## Begin

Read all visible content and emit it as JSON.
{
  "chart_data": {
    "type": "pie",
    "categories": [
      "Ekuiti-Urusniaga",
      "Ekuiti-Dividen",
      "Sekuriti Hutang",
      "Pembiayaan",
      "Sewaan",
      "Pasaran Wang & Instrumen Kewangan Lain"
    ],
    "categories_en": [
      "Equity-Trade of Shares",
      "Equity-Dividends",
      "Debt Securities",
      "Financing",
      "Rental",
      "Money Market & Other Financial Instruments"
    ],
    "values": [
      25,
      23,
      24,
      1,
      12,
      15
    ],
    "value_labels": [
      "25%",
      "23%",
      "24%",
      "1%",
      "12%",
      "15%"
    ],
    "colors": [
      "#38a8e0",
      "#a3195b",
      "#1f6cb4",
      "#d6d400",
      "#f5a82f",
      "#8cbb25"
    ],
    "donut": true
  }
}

## End

◆ Work to complete:
All of the data above should be transcribed exactly.

◆ Exercise result:
Read all visible content and emit it as JSON.
{
  "chart_data": {
    "type": "pie",
    "categories": [
      "Ekuiti-Urusniaga",
      "Ekuiti-Dividen",
      "Sekuriti Hutang",
      "Pembiayaan",
      "Sewaan",
      "Pasaran Wang & Instrumen Kewangan Lain"
    ],
    "categories_en": [
      "Equity-Trade of Shares",
      "Equity-Dividends",
      "Debt Securities",
      "Financing",
      "Rental",
      "Money Market & Other Financial Instruments"
    ],
    "values": [
      25,
      23,
      24,
      1,
      12,
      15
    ],
    "value_labels": [
      "25%",
      "23%",
      "24%",
      "1%",
      "12%",
      "15%"
    ],
    "colors": [
      "#38a8e0",
      "#a3195b",
      "#1f6cb4",
      "#d6d400",
      "#f5a82f",
      "#8cbb25"
    ],
    "donut": true
  }
}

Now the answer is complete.